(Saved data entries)
○ ○ ○ ○ ○
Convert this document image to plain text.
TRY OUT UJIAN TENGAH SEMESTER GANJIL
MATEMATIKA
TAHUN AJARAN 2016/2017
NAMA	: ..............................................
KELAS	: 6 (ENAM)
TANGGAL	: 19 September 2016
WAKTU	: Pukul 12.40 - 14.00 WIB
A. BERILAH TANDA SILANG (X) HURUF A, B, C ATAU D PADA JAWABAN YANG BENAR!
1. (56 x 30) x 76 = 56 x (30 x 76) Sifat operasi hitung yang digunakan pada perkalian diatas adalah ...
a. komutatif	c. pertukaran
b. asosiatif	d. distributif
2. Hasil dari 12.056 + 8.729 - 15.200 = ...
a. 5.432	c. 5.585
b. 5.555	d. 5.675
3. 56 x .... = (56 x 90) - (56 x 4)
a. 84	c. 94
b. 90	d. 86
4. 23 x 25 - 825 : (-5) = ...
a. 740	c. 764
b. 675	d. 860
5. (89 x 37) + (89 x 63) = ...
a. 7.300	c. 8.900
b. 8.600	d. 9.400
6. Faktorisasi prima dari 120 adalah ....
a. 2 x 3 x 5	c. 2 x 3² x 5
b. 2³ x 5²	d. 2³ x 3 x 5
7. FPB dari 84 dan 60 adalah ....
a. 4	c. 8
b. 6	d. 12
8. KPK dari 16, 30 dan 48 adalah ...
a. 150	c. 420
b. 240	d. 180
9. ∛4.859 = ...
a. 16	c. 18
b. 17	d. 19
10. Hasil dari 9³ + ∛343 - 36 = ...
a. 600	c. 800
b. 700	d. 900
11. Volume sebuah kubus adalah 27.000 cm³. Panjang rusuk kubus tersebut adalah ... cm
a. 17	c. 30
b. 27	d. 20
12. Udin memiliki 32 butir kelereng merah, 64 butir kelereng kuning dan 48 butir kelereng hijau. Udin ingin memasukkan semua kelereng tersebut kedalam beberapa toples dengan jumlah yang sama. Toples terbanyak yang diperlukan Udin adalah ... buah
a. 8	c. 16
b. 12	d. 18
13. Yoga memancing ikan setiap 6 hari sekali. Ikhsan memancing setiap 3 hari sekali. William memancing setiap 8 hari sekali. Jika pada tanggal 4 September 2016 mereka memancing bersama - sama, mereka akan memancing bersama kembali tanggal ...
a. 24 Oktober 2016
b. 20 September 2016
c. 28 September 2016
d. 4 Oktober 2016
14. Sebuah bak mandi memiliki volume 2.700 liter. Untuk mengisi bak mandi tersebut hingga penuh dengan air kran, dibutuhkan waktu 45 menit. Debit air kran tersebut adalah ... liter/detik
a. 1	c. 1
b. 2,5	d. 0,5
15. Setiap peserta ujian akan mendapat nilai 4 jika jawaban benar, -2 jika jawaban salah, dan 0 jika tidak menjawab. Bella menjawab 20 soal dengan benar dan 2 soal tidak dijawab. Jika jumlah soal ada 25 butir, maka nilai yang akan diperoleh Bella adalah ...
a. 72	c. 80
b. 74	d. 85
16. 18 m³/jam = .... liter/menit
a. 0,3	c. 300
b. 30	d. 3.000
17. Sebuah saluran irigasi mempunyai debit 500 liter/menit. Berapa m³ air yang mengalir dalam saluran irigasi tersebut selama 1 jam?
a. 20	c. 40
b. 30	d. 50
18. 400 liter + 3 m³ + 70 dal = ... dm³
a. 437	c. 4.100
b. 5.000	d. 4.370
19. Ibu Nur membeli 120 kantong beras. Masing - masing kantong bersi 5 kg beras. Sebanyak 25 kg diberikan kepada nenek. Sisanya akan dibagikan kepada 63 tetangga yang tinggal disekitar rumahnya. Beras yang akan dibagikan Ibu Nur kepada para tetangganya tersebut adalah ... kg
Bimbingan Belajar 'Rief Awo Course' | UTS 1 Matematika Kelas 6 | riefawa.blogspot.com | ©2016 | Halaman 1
○ ○ ○ ○ ○
▶ _REQUIREMENTS_:
Using the records above, find and show each line with the string "menit".

▶ _FINAL RESULT_:
14. Sebuah bak mandi memiliki volume 2.700 liter. Untuk mengisi bak mandi tersebut hingga penuh dengan air kran, dibutuhkan waktu 45 menit. Debit air kran tersebut adalah ... liter/detik
16. 18 m³/jam = .... liter/menit
17. Sebuah saluran irigasi mempunyai debit 500 liter/menit. Berapa m³ air yang mengalir dalam saluran irigasi tersebut selama 1 jam?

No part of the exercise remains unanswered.